Available records:
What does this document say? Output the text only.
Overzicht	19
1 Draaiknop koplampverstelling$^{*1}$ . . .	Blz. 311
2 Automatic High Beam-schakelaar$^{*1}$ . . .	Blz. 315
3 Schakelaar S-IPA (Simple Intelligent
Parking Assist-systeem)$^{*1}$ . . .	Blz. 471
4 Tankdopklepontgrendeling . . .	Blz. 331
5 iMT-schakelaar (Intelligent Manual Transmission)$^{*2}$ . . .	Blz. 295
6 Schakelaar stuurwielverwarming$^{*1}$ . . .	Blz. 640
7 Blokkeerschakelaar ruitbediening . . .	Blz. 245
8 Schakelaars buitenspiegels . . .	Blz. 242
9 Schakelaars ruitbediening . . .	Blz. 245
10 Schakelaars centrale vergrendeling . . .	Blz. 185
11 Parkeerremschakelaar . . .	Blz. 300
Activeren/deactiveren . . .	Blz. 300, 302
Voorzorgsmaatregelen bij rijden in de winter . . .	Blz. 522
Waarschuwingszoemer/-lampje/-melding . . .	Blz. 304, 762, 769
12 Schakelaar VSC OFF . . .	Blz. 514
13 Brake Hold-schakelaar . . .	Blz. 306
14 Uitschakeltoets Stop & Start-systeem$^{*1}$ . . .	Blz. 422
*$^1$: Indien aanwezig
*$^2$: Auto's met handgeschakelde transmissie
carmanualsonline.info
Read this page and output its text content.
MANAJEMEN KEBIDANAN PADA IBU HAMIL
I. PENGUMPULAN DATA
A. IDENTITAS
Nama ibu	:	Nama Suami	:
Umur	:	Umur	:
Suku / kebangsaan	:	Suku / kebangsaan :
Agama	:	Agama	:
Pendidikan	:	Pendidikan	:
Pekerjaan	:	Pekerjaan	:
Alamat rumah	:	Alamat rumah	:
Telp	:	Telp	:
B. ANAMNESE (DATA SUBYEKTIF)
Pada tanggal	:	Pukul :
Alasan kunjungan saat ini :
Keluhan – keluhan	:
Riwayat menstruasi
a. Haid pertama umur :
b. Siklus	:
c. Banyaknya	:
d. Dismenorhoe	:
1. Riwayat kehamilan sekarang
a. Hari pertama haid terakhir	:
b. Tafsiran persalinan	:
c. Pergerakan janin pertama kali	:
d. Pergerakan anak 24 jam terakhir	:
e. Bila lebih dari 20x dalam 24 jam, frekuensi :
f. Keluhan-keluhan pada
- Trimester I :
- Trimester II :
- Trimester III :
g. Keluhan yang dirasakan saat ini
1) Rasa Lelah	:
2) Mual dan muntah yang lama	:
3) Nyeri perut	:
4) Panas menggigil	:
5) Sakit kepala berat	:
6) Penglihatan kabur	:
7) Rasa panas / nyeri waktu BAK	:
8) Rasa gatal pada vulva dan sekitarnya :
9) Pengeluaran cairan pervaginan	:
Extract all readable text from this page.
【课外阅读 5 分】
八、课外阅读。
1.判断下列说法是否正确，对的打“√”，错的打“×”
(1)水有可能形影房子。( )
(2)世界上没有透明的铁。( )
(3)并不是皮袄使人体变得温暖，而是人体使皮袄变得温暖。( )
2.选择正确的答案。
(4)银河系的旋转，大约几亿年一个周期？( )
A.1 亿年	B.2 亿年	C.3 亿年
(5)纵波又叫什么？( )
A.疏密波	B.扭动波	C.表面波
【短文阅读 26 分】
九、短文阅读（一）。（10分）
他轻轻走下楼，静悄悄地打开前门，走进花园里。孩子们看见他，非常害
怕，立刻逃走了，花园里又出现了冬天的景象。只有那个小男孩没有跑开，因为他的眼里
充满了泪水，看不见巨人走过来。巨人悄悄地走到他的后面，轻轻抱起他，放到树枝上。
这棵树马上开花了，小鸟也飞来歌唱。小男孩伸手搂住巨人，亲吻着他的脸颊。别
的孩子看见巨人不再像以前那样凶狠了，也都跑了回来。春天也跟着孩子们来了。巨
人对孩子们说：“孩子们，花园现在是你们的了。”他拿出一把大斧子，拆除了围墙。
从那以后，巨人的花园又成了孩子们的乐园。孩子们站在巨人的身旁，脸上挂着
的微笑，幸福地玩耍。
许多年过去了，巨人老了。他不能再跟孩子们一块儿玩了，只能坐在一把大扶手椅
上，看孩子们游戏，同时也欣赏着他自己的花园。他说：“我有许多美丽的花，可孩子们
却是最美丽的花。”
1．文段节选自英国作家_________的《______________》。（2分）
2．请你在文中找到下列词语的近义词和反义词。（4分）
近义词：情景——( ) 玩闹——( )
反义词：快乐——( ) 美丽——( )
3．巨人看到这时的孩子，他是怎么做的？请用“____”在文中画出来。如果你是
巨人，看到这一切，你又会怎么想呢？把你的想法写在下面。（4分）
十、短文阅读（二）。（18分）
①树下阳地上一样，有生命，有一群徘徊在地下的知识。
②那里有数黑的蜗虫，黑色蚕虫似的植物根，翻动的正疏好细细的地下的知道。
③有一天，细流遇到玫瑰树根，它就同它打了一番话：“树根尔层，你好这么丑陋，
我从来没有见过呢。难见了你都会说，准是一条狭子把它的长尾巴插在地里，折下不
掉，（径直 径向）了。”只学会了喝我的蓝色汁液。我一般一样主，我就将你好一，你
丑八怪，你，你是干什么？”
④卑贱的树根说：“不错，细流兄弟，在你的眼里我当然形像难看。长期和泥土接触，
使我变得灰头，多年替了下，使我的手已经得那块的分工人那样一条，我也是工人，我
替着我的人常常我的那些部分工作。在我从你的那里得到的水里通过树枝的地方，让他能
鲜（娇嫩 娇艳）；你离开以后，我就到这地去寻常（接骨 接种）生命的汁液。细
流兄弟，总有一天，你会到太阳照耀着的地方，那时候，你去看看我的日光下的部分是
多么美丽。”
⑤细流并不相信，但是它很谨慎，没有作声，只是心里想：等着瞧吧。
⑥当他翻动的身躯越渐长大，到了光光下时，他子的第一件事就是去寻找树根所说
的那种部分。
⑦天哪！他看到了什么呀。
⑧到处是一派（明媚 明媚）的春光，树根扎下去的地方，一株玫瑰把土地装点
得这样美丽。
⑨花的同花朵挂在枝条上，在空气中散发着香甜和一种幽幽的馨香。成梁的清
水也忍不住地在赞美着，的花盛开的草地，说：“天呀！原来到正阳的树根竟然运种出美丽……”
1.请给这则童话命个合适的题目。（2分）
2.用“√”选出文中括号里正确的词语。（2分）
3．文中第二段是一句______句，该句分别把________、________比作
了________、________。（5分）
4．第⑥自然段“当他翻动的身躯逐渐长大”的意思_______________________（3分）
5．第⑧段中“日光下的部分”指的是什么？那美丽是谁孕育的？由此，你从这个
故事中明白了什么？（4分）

What you are asked to do: Each line above that holds the string "text" should be copied and shown.

Output of the task:
What does this document say? Output the text only.
Read this page and output its text content.
Extract all readable text from this page.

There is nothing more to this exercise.